→ INSTRUCTIONS TO FOLLOW:
Write out, word for word, the stretch of the ventricular tachycardia text from "An unsynchronized shock, used" through "to synchronize with.".

Ventricular Tachycardia (V-Tach) is a dangerously fast, abnormal heart rhythm originating in the heart’s lower chambers, the ventricles. While a normal heart rate is 60 to 100 beats per minute, V-Tach often reaches 150 to 250 beats per minute. This excessive speed prevents the heart from properly filling with blood, significantly reducing blood flow to the body and brain. Medical professionals must rapidly decide between synchronized cardioversion or unsynchronized defibrillation to restore a normal rhythm.
The Core Difference: Synchronized vs. Unsynchronized Shock
The fundamental distinction between cardioversion and defibrillation lies in the timing of the electrical shock relative to the heart’s natural electrical cycle. This cycle, visible on an electrocardiogram (ECG), includes the P-wave, QRS complex, and T-wave. A synchronized electrical shock, used for cardioversion, is specifically timed by the device to be delivered just after the peak of the R-wave.
The purpose of this precise timing is to avoid the vulnerable T-wave period, which represents the repolarization phase. Delivering a low-energy shock during this window—a phenomenon called “R-on-T”—can inadvertently trigger a far more chaotic rhythm, specifically Ventricular Fibrillation (VF).
An unsynchronized shock, used for defibrillation, bypasses this timing mechanism entirely and delivers a much higher level of electrical energy immediately. Because this shock is not timed, it falls randomly within the heart’s electrical cycle. This immediate delivery is necessary when the heart’s electrical activity is so disorganized that the device cannot recognize a coordinated R-wave to synchronize with.
Treating V-Tach with a Pulse (Cardioversion)
When a patient is in V-Tach but still has a palpable pulse, the heart is managing to pump enough blood to create measurable cardiac output. This condition is unstable V-Tach with a pulse; the patient may be conscious but show signs of compromise like low blood pressure or chest pain. Since a degree of electrical organization remains, synchronized cardioversion is the appropriate treatment.
The presence of a pulse provides a small window to synchronize the electrical current, prioritizing the avoidance of the dangerous R-on-T phenomenon. The cardioversion machine is manually set to its “sync” mode, detecting the R-wave and delaying the shock until the precise moment after the peak. This ensures the electrical current avoids striking the vulnerable T-wave, reducing the risk of inducing cardiac arrest.

→ RECORDS:
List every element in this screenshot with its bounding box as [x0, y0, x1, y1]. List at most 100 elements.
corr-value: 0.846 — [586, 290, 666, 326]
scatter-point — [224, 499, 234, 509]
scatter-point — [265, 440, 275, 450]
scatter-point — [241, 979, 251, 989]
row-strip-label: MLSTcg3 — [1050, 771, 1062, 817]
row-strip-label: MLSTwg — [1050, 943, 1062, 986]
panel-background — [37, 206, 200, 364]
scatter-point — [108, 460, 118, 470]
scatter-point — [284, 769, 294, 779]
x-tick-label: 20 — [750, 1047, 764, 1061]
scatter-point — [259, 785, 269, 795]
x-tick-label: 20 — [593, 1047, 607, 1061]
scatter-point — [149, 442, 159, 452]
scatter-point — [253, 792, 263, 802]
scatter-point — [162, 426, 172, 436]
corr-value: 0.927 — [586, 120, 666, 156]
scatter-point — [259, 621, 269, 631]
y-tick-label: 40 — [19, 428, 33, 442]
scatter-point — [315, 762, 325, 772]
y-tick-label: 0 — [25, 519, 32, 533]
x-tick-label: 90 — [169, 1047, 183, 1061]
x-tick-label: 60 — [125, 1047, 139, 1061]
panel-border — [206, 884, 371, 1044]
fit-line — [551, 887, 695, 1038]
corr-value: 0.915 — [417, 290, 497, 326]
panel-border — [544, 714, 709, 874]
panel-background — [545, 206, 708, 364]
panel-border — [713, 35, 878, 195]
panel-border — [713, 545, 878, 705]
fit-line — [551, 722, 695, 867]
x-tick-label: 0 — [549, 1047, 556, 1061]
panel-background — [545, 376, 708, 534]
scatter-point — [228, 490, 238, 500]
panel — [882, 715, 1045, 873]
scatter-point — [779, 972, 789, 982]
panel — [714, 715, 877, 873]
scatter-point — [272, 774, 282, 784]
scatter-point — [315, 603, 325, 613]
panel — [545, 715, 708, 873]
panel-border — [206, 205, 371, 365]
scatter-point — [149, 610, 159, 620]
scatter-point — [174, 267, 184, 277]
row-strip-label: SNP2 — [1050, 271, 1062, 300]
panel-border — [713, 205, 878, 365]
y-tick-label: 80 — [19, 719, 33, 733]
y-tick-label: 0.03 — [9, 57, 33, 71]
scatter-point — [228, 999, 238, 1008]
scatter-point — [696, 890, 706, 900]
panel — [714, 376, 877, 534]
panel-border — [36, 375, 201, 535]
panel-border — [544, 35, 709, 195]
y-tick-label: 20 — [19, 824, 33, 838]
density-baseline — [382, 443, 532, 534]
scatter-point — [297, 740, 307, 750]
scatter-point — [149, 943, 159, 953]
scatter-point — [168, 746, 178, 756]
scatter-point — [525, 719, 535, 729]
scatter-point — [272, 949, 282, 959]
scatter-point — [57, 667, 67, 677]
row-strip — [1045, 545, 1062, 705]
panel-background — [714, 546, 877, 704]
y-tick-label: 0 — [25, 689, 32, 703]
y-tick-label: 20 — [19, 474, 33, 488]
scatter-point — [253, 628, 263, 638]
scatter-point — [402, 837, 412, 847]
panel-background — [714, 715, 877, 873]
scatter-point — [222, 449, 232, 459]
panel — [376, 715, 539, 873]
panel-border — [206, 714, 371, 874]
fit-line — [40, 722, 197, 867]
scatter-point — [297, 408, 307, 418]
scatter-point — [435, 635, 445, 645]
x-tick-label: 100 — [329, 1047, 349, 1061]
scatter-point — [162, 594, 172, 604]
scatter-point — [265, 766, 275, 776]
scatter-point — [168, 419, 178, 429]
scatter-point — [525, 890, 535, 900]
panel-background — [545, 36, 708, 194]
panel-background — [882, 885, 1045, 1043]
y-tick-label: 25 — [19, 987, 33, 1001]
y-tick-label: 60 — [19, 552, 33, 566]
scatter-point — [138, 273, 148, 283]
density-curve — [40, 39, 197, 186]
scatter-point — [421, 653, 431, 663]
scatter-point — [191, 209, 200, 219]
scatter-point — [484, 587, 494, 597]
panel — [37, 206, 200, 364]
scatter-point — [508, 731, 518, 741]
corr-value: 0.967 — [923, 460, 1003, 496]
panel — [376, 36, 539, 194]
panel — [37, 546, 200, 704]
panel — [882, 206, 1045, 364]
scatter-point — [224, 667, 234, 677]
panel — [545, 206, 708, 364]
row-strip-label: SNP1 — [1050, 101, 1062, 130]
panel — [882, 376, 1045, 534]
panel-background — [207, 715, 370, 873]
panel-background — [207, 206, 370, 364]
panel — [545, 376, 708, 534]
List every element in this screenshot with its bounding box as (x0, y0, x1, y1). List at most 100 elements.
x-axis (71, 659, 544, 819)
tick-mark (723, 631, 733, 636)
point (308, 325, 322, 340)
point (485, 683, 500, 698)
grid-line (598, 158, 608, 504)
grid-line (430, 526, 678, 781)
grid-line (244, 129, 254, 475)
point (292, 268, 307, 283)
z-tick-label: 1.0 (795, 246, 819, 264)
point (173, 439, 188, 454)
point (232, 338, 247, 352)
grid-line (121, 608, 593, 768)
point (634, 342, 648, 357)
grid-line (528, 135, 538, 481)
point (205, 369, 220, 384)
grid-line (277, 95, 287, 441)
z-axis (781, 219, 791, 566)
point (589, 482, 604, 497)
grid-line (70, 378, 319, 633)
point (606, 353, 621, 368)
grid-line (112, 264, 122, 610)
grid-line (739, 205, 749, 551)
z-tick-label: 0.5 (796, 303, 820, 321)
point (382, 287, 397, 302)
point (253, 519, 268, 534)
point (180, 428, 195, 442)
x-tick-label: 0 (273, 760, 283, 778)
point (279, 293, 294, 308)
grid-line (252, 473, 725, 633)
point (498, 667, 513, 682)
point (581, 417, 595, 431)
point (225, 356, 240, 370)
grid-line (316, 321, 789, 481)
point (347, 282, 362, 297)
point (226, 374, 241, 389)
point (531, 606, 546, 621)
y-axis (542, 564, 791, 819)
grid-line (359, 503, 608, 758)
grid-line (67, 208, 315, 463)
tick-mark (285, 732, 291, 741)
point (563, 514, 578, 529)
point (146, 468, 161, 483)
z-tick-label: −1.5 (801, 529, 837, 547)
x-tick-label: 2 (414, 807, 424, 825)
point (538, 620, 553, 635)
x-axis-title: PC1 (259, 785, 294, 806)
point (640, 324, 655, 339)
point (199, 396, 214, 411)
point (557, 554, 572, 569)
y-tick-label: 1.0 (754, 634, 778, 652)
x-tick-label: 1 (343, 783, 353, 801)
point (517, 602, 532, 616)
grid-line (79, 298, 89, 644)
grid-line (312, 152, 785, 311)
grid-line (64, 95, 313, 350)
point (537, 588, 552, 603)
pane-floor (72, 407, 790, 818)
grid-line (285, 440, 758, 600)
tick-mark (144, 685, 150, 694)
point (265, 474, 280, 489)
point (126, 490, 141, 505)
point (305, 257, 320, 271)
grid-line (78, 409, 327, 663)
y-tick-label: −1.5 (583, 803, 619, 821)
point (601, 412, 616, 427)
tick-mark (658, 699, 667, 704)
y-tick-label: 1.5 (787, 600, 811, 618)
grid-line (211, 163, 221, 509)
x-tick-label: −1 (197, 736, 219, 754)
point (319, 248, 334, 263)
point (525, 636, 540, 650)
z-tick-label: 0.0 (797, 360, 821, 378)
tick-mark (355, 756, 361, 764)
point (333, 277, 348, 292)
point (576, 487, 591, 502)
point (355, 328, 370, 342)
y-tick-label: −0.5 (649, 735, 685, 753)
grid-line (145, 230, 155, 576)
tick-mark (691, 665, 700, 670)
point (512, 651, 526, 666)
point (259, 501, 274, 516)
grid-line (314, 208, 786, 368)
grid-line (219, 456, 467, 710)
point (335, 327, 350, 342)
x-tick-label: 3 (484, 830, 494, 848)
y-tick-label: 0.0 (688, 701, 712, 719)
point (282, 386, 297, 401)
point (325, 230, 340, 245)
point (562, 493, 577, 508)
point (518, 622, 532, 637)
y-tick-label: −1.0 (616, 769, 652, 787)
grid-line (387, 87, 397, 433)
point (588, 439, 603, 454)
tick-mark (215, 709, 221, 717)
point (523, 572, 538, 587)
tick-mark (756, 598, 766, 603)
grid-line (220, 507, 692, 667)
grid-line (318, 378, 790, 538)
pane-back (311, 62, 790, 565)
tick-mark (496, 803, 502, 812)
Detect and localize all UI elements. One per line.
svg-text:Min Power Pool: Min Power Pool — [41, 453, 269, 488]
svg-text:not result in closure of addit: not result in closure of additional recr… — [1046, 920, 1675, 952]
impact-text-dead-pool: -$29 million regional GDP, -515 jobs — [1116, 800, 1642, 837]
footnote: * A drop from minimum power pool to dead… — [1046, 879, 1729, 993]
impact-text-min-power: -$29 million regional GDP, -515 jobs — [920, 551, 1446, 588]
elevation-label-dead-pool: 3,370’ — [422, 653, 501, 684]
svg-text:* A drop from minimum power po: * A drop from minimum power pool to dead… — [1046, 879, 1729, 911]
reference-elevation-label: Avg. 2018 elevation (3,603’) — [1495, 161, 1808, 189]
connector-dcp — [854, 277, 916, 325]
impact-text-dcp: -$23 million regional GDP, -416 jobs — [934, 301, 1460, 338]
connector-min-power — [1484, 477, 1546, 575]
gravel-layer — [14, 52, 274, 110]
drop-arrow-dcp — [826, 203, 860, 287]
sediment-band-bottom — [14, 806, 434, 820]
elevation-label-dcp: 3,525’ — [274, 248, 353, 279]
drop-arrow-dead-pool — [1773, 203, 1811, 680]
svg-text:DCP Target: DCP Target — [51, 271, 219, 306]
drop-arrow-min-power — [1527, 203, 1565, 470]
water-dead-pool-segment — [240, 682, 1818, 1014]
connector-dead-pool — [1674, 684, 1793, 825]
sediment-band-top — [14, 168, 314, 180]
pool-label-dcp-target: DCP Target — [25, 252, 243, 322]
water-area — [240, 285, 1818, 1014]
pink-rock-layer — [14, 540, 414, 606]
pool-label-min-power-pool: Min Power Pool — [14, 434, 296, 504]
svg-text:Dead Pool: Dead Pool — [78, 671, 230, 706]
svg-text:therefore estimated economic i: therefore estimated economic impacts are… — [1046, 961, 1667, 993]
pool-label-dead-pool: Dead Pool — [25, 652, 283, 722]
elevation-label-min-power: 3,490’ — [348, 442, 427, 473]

→ REPLY TO THE EXERCISE:
An unsynchronized shock, used for defibrillation, bypasses this timing mechanism entirely and delivers a much higher level of electrical energy immediately. Because this shock is not timed, it falls randomly within the heart’s electrical cycle. This immediate delivery is necessary when the heart’s electrical activity is so disorganized that the device cannot recognize a coordinated R-wave to synchronize with.